- Data shown -
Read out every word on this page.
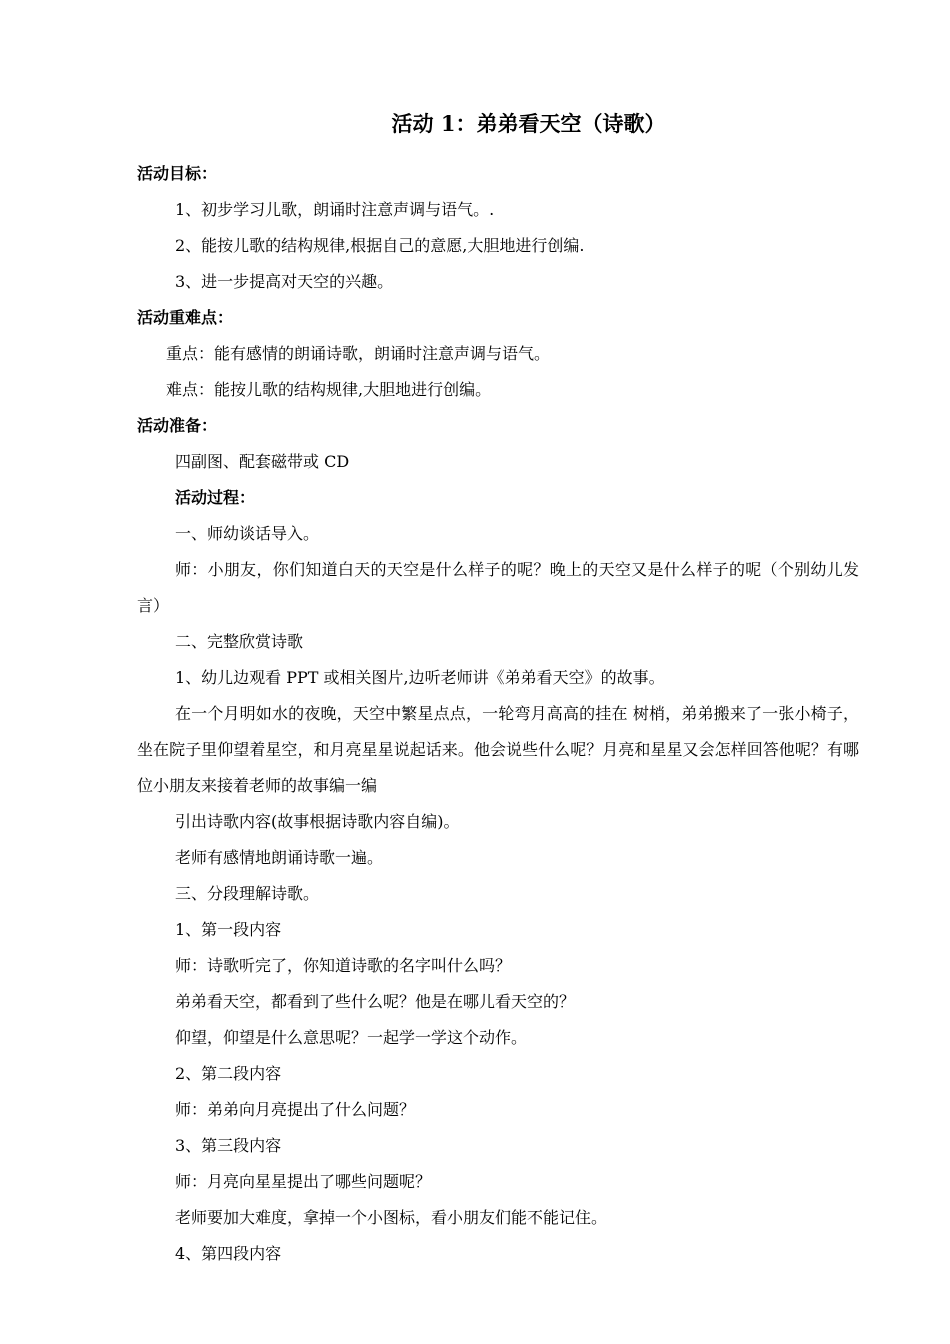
活动 1：弟弟看天空（诗歌）
活动目标：
1、初步学习儿歌，朗诵时注意声调与语气。.
2、能按儿歌的结构规律,根据自己的意愿,大胆地进行创编.
3、进一步提高对天空的兴趣。
活动重难点：
重点：能有感情的朗诵诗歌，朗诵时注意声调与语气。
难点：能按儿歌的结构规律,大胆地进行创编。
活动准备：
四副图、配套磁带或 CD
活动过程：
一、师幼谈话导入。
师：小朋友，你们知道白天的天空是什么样子的呢？晚上的天空又是什么样子的呢（个别幼儿发言）
二、完整欣赏诗歌
1、幼儿边观看 PPT 或相关图片,边听老师讲《弟弟看天空》的故事。
在一个月明如水的夜晚，天空中繁星点点，一轮弯月高高的挂在 树梢，弟弟搬来了一张小椅子，坐在院子里仰望着星空，和月亮星星说起话来。他会说些什么呢？月亮和星星又会怎样回答他呢？有哪位小朋友来接着老师的故事编一编
引出诗歌内容(故事根据诗歌内容自编)。
老师有感情地朗诵诗歌一遍。
三、分段理解诗歌。
1、第一段内容
师：诗歌听完了，你知道诗歌的名字叫什么吗？
弟弟看天空，都看到了些什么呢？他是在哪儿看天空的？
仰望，仰望是什么意思呢？一起学一学这个动作。
2、第二段内容
师：弟弟向月亮提出了什么问题？
3、第三段内容
师：月亮向星星提出了哪些问题呢？
老师要加大难度，拿掉一个小图标，看小朋友们能不能记住。
4、第四段内容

- What the task requires -
Quote all the lines above exactly as given. Do not include the pictures.

- Response to this exercise -
Read out every word on this page.
活动 1：弟弟看天空（诗歌）
活动目标：
1、初步学习儿歌，朗诵时注意声调与语气。.
2、能按儿歌的结构规律,根据自己的意愿,大胆地进行创编.
3、进一步提高对天空的兴趣。
活动重难点：
重点：能有感情的朗诵诗歌，朗诵时注意声调与语气。
难点：能按儿歌的结构规律,大胆地进行创编。
活动准备：
四副图、配套磁带或 CD
活动过程：
一、师幼谈话导入。
师：小朋友，你们知道白天的天空是什么样子的呢？晚上的天空又是什么样子的呢（个别幼儿发言）
二、完整欣赏诗歌
1、幼儿边观看 PPT 或相关图片,边听老师讲《弟弟看天空》的故事。
在一个月明如水的夜晚，天空中繁星点点，一轮弯月高高的挂在 树梢，弟弟搬来了一张小椅子，坐在院子里仰望着星空，和月亮星星说起话来。他会说些什么呢？月亮和星星又会怎样回答他呢？有哪位小朋友来接着老师的故事编一编
引出诗歌内容(故事根据诗歌内容自编)。
老师有感情地朗诵诗歌一遍。
三、分段理解诗歌。
1、第一段内容
师：诗歌听完了，你知道诗歌的名字叫什么吗？
弟弟看天空，都看到了些什么呢？他是在哪儿看天空的？
仰望，仰望是什么意思呢？一起学一学这个动作。
2、第二段内容
师：弟弟向月亮提出了什么问题？
3、第三段内容
师：月亮向星星提出了哪些问题呢？
老师要加大难度，拿掉一个小图标，看小朋友们能不能记住。
4、第四段内容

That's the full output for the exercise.